### Short problem
Give only a count of the lines that include the string "wereldbevolking".

### Raw records
■ ■ ■ ■

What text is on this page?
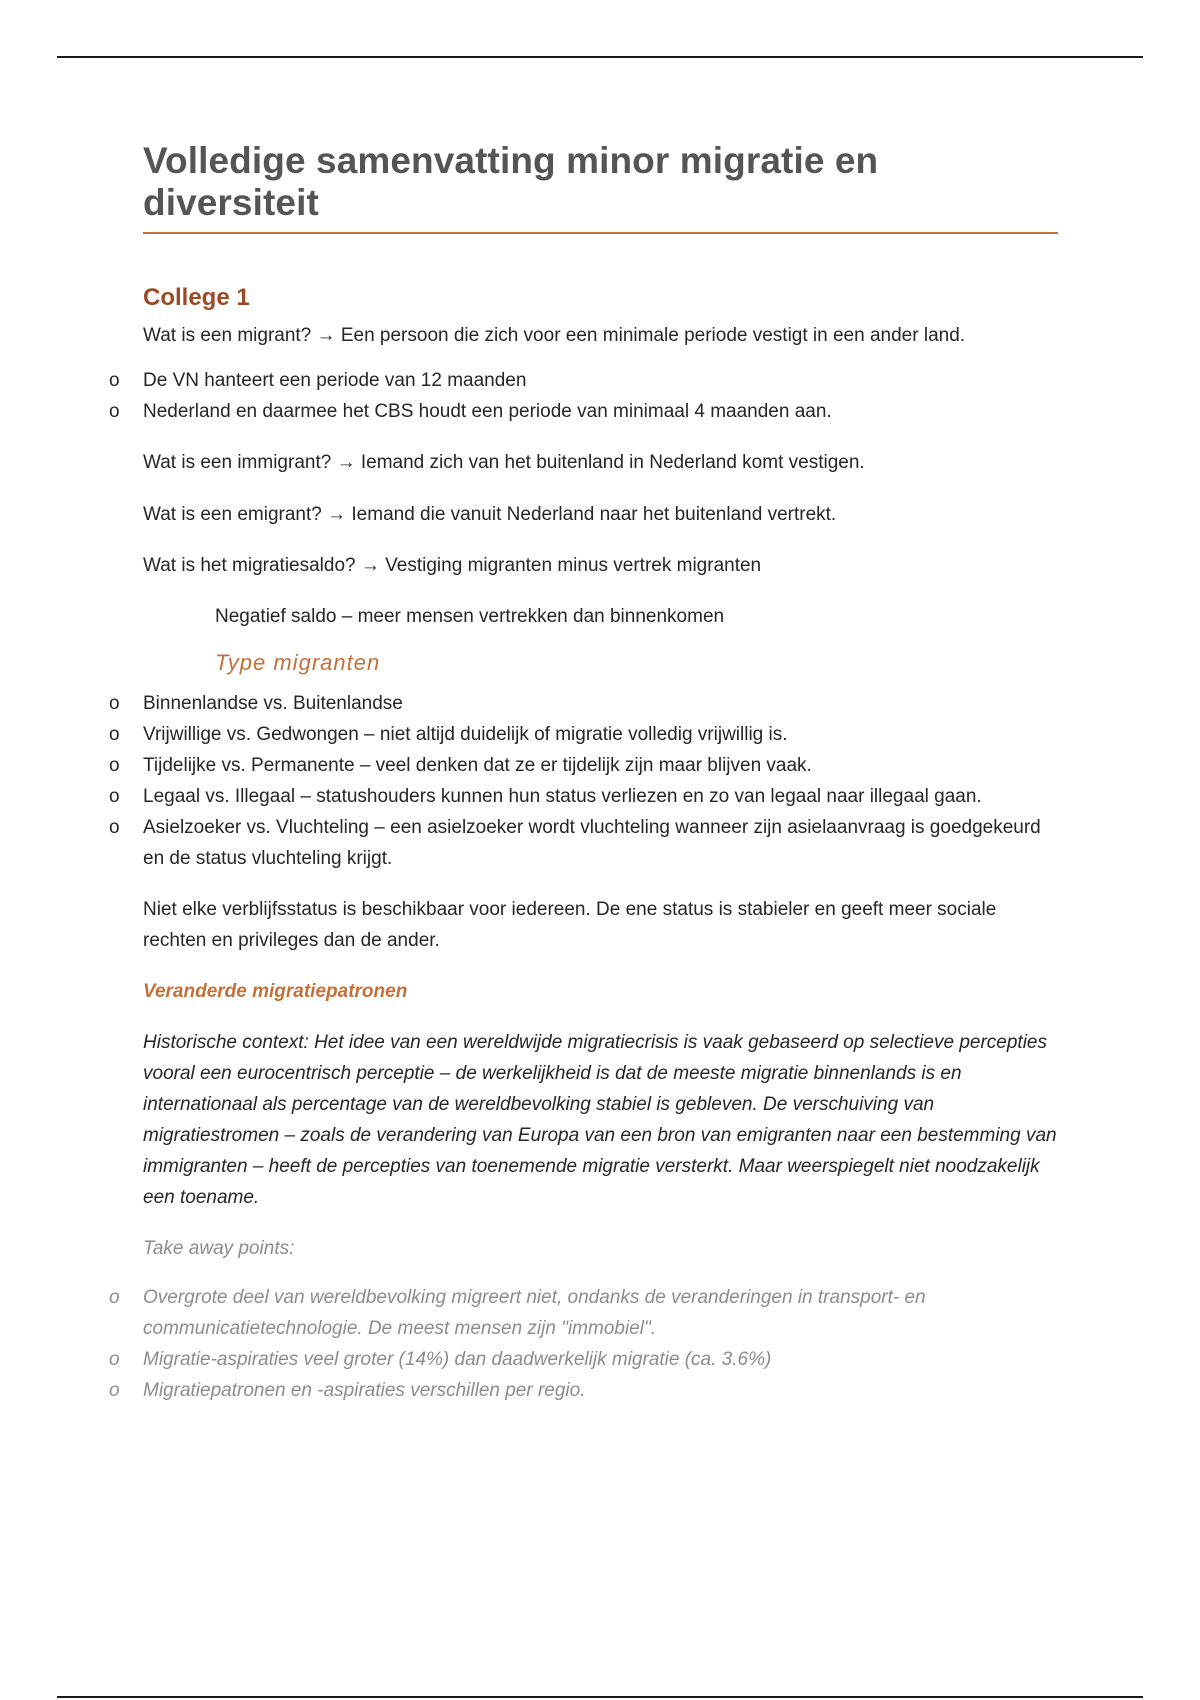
Volledige samenvatting minor migratie en diversiteit
College 1

Wat is een migrant? → Een persoon die zich voor een minimale periode vestigt in een ander land.

o De VN hanteert een periode van 12 maanden
o Nederland en daarmee het CBS houdt een periode van minimaal 4 maanden aan.

Wat is een immigrant? → Iemand zich van het buitenland in Nederland komt vestigen.

Wat is een emigrant? → Iemand die vanuit Nederland naar het buitenland vertrekt.

Wat is het migratiesaldo? → Vestiging migranten minus vertrek migranten

Negatief saldo – meer mensen vertrekken dan binnenkomen

Type migranten
o Binnenlandse vs. Buitenlandse
o Vrijwillige vs. Gedwongen – niet altijd duidelijk of migratie volledig vrijwillig is.
o Tijdelijke vs. Permanente – veel denken dat ze er tijdelijk zijn maar blijven vaak.
o Legaal vs. Illegaal – statushouders kunnen hun status verliezen en zo van legaal naar illegaal gaan.
o Asielzoeker vs. Vluchteling – een asielzoeker wordt vluchteling wanneer zijn asielaanvraag is goedgekeurd en de status vluchteling krijgt.

Niet elke verblijfsstatus is beschikbaar voor iedereen. De ene status is stabieler en geeft meer sociale rechten en privileges dan de ander.

Veranderde migratiepatronen

Historische context: Het idee van een wereldwijde migratiecrisis is vaak gebaseerd op selectieve percepties vooral een eurocentrisch perceptie – de werkelijkheid is dat de meeste migratie binnenlands is en internationaal als percentage van de wereldbevolking stabiel is gebleven. De verschuiving van migratiestromen – zoals de verandering van Europa van een bron van emigranten naar een bestemming van immigranten – heeft de percepties van toenemende migratie versterkt. Maar weerspiegelt niet noodzakelijk een toename.

Take away points:

o Overgrote deel van wereldbevolking migreert niet, ondanks de veranderingen in transport- en communicatietechnologie. De meest mensen zijn "immobiel".
o Migratie-aspiraties veel groter (14%) dan daadwerkelijk migratie (ca. 3.6%)
o Migratiepatronen en -aspiraties verschillen per regio.
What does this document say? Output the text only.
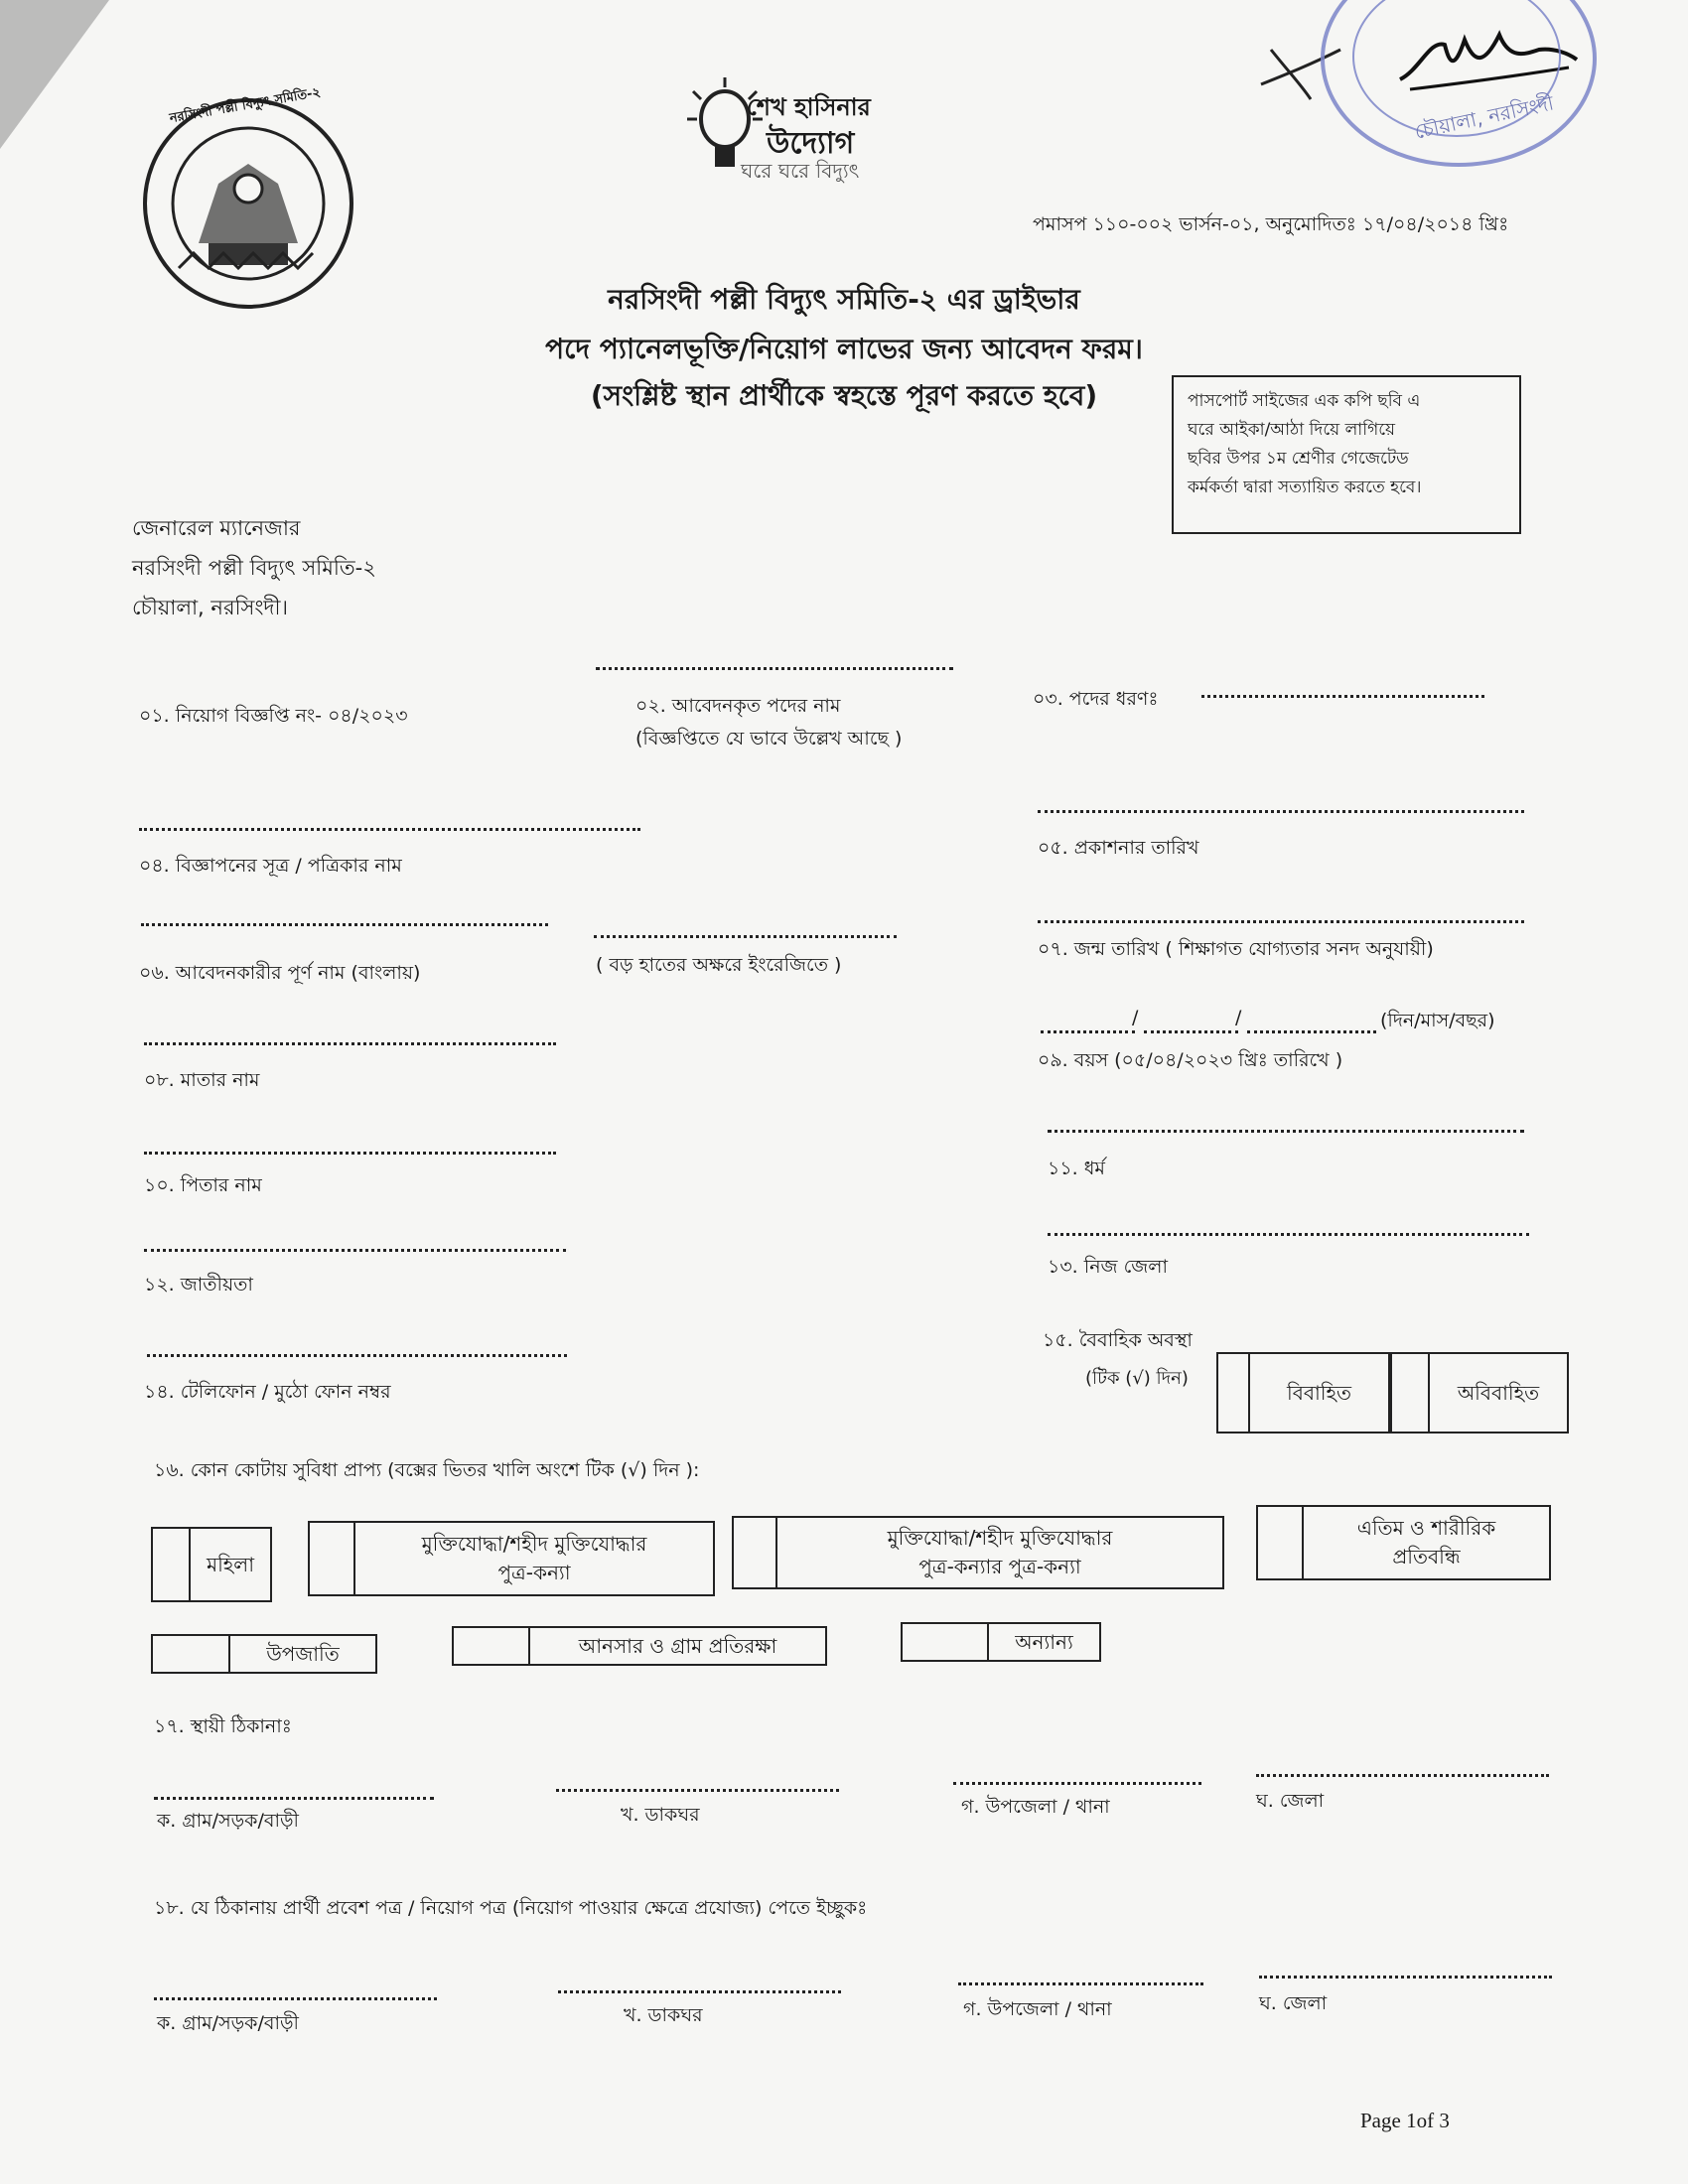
নরসিংদী পল্লী বিদ্যুৎ সমিতি-২	শেখ হাসিনার
উদ্যোগ
ঘরে ঘরে বিদ্যুৎ
চৌয়ালা, নরসিংদী
পমাসপ ১১০-০০২ ভার্সন-০১, অনুমোদিতঃ ১৭/০৪/২০১৪ খ্রিঃ
নরসিংদী পল্লী বিদ্যুৎ সমিতি-২ এর ড্রাইভার
পদে প্যানেলভূক্তি/নিয়োগ লাভের জন্য আবেদন ফরম।
(সংশ্লিষ্ট স্থান প্রার্থীকে স্বহস্তে পূরণ করতে হবে)	পাসপোর্ট সাইজের এক কপি ছবি এ
ঘরে আইকা/আঠা দিয়ে লাগিয়ে
ছবির উপর ১ম শ্রেণীর গেজেটেড
কর্মকর্তা দ্বারা সত্যায়িত করতে হবে।
জেনারেল ম্যানেজার
নরসিংদী পল্লী বিদ্যুৎ সমিতি-২
চৌয়ালা, নরসিংদী।
০১. নিয়োগ বিজ্ঞপ্তি নং- ০৪/২০২৩	০২. আবেদনকৃত পদের নাম
(বিজ্ঞপ্তিতে যে ভাবে উল্লেখ আছে )
০৩. পদের ধরণঃ
০৪. বিজ্ঞাপনের সূত্র / পত্রিকার নাম
০৫. প্রকাশনার তারিখ
০৬. আবেদনকারীর পূর্ণ নাম (বাংলায়)	( বড় হাতের অক্ষরে ইংরেজিতে )
০৭. জন্ম তারিখ ( শিক্ষাগত যোগ্যতার সনদ অনুযায়ী)
/	/	(দিন/মাস/বছর)
০৮. মাতার নাম
০৯. বয়স (০৫/০৪/২০২৩ খ্রিঃ তারিখে )
১০. পিতার নাম
১১. ধর্ম
১২. জাতীয়তা
১৩. নিজ জেলা
১৪. টেলিফোন / মুঠো ফোন নম্বর
১৫. বৈবাহিক অবস্থা
(টিক (√) দিন)
বিবাহিত	অবিবাহিত
১৬. কোন কোটায় সুবিধা প্রাপ্য (বক্সের ভিতর খালি অংশে টিক (√) দিন ):
মহিলা
মুক্তিযোদ্ধা/শহীদ মুক্তিযোদ্ধার
পুত্র-কন্যা
মুক্তিযোদ্ধা/শহীদ মুক্তিযোদ্ধার
পুত্র-কন্যার পুত্র-কন্যা
এতিম ও শারীরিক
প্রতিবন্ধি
উপজাতি	আনসার ও গ্রাম প্রতিরক্ষা	অন্যান্য
১৭. স্থায়ী ঠিকানাঃ
ক. গ্রাম/সড়ক/বাড়ী	খ. ডাকঘর	গ. উপজেলা / থানা	ঘ. জেলা
১৮. যে ঠিকানায় প্রার্থী প্রবেশ পত্র / নিয়োগ পত্র (নিয়োগ পাওয়ার ক্ষেত্রে প্রযোজ্য) পেতে ইচ্ছুকঃ
ক. গ্রাম/সড়ক/বাড়ী	খ. ডাকঘর	গ. উপজেলা / থানা	ঘ. জেলা
Page 1of 3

■ ■ ■ ■

### Problem solution
2